(Collected data entries)
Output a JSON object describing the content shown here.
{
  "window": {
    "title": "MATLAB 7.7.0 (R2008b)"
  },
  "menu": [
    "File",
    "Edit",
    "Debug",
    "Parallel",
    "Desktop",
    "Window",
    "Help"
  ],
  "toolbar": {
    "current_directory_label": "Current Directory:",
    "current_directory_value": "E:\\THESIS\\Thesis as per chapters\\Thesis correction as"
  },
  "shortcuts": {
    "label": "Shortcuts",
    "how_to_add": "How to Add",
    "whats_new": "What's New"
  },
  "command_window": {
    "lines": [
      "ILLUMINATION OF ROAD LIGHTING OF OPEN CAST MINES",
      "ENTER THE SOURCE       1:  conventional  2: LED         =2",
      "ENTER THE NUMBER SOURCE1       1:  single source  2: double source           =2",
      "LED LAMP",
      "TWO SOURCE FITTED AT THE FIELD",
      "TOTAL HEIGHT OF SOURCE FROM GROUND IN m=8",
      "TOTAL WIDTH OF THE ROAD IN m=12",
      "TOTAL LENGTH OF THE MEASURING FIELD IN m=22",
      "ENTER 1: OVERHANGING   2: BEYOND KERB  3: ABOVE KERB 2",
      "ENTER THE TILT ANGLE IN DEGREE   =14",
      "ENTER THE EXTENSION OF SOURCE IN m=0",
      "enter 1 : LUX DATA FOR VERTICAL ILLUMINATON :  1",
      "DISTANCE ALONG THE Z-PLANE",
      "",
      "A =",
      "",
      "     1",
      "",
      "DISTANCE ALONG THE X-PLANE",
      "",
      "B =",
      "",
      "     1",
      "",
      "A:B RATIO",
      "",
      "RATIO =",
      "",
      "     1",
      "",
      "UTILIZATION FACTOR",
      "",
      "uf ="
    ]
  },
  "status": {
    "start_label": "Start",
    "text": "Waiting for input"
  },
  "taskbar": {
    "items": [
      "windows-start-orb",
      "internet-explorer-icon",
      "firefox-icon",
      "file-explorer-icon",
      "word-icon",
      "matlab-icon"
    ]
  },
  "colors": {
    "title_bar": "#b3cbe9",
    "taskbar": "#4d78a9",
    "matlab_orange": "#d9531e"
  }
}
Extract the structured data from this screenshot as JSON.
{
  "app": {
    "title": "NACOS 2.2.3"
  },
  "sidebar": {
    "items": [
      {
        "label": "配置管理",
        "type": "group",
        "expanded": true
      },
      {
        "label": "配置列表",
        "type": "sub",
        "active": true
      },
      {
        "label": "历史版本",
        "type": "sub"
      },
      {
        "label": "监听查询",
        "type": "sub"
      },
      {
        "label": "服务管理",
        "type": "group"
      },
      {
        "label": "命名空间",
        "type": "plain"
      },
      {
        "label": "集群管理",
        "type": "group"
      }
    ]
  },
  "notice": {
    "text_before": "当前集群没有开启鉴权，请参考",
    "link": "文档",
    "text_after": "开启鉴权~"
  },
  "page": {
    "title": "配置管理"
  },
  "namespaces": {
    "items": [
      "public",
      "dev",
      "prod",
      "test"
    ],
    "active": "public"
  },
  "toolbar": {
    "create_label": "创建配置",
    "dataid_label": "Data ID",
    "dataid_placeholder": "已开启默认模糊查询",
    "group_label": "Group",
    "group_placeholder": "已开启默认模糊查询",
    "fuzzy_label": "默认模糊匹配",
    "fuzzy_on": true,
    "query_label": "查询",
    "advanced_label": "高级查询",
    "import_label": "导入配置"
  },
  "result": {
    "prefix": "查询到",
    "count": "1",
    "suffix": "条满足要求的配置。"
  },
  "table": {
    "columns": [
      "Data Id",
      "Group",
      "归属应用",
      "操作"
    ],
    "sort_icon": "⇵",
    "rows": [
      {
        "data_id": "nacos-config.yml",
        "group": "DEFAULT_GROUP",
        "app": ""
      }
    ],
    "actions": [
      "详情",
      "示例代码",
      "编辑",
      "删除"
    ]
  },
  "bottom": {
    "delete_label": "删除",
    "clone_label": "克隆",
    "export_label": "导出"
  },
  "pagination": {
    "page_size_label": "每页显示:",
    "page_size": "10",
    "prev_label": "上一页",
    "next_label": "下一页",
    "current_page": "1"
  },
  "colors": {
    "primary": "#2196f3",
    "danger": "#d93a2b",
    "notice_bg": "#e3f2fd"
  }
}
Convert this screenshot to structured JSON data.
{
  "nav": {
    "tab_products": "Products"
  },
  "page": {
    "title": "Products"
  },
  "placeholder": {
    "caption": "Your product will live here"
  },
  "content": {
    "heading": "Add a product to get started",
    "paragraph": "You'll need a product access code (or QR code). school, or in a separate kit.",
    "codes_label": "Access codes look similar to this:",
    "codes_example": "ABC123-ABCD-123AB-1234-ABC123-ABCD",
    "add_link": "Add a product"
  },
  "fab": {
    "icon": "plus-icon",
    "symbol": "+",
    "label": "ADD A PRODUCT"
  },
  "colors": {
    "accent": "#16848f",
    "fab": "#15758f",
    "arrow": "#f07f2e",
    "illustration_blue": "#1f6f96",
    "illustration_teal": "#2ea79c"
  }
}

# [WHAT TO WORK ON]
All records above must be set down exactly, please.

# [TASK SOLUTION]
Output a JSON object describing the content shown here.
{
  "window": {
    "title": "MATLAB 7.7.0 (R2008b)"
  },
  "menu": [
    "File",
    "Edit",
    "Debug",
    "Parallel",
    "Desktop",
    "Window",
    "Help"
  ],
  "toolbar": {
    "current_directory_label": "Current Directory:",
    "current_directory_value": "E:\\THESIS\\Thesis as per chapters\\Thesis correction as"
  },
  "shortcuts": {
    "label": "Shortcuts",
    "how_to_add": "How to Add",
    "whats_new": "What's New"
  },
  "command_window": {
    "lines": [
      "ILLUMINATION OF ROAD LIGHTING OF OPEN CAST MINES",
      "ENTER THE SOURCE       1:  conventional  2: LED         =2",
      "ENTER THE NUMBER SOURCE1       1:  single source  2: double source           =2",
      "LED LAMP",
      "TWO SOURCE FITTED AT THE FIELD",
      "TOTAL HEIGHT OF SOURCE FROM GROUND IN m=8",
      "TOTAL WIDTH OF THE ROAD IN m=12",
      "TOTAL LENGTH OF THE MEASURING FIELD IN m=22",
      "ENTER 1: OVERHANGING   2: BEYOND KERB  3: ABOVE KERB 2",
      "ENTER THE TILT ANGLE IN DEGREE   =14",
      "ENTER THE EXTENSION OF SOURCE IN m=0",
      "enter 1 : LUX DATA FOR VERTICAL ILLUMINATON :  1",
      "DISTANCE ALONG THE Z-PLANE",
      "",
      "A =",
      "",
      "     1",
      "",
      "DISTANCE ALONG THE X-PLANE",
      "",
      "B =",
      "",
      "     1",
      "",
      "A:B RATIO",
      "",
      "RATIO =",
      "",
      "     1",
      "",
      "UTILIZATION FACTOR",
      "",
      "uf ="
    ]
  },
  "status": {
    "start_label": "Start",
    "text": "Waiting for input"
  },
  "taskbar": {
    "items": [
      "windows-start-orb",
      "internet-explorer-icon",
      "firefox-icon",
      "file-explorer-icon",
      "word-icon",
      "matlab-icon"
    ]
  },
  "colors": {
    "title_bar": "#b3cbe9",
    "taskbar": "#4d78a9",
    "matlab_orange": "#d9531e"
  }
}
Extract the structured data from this screenshot as JSON.
{
  "app": {
    "title": "NACOS 2.2.3"
  },
  "sidebar": {
    "items": [
      {
        "label": "配置管理",
        "type": "group",
        "expanded": true
      },
      {
        "label": "配置列表",
        "type": "sub",
        "active": true
      },
      {
        "label": "历史版本",
        "type": "sub"
      },
      {
        "label": "监听查询",
        "type": "sub"
      },
      {
        "label": "服务管理",
        "type": "group"
      },
      {
        "label": "命名空间",
        "type": "plain"
      },
      {
        "label": "集群管理",
        "type": "group"
      }
    ]
  },
  "notice": {
    "text_before": "当前集群没有开启鉴权，请参考",
    "link": "文档",
    "text_after": "开启鉴权~"
  },
  "page": {
    "title": "配置管理"
  },
  "namespaces": {
    "items": [
      "public",
      "dev",
      "prod",
      "test"
    ],
    "active": "public"
  },
  "toolbar": {
    "create_label": "创建配置",
    "dataid_label": "Data ID",
    "dataid_placeholder": "已开启默认模糊查询",
    "group_label": "Group",
    "group_placeholder": "已开启默认模糊查询",
    "fuzzy_label": "默认模糊匹配",
    "fuzzy_on": true,
    "query_label": "查询",
    "advanced_label": "高级查询",
    "import_label": "导入配置"
  },
  "result": {
    "prefix": "查询到",
    "count": "1",
    "suffix": "条满足要求的配置。"
  },
  "table": {
    "columns": [
      "Data Id",
      "Group",
      "归属应用",
      "操作"
    ],
    "sort_icon": "⇵",
    "rows": [
      {
        "data_id": "nacos-config.yml",
        "group": "DEFAULT_GROUP",
        "app": ""
      }
    ],
    "actions": [
      "详情",
      "示例代码",
      "编辑",
      "删除"
    ]
  },
  "bottom": {
    "delete_label": "删除",
    "clone_label": "克隆",
    "export_label": "导出"
  },
  "pagination": {
    "page_size_label": "每页显示:",
    "page_size": "10",
    "prev_label": "上一页",
    "next_label": "下一页",
    "current_page": "1"
  },
  "colors": {
    "primary": "#2196f3",
    "danger": "#d93a2b",
    "notice_bg": "#e3f2fd"
  }
}
Convert this screenshot to structured JSON data.
{
  "nav": {
    "tab_products": "Products"
  },
  "page": {
    "title": "Products"
  },
  "placeholder": {
    "caption": "Your product will live here"
  },
  "content": {
    "heading": "Add a product to get started",
    "paragraph": "You'll need a product access code (or QR code). school, or in a separate kit.",
    "codes_label": "Access codes look similar to this:",
    "codes_example": "ABC123-ABCD-123AB-1234-ABC123-ABCD",
    "add_link": "Add a product"
  },
  "fab": {
    "icon": "plus-icon",
    "symbol": "+",
    "label": "ADD A PRODUCT"
  },
  "colors": {
    "accent": "#16848f",
    "fab": "#15758f",
    "arrow": "#f07f2e",
    "illustration_blue": "#1f6f96",
    "illustration_teal": "#2ea79c"
  }
}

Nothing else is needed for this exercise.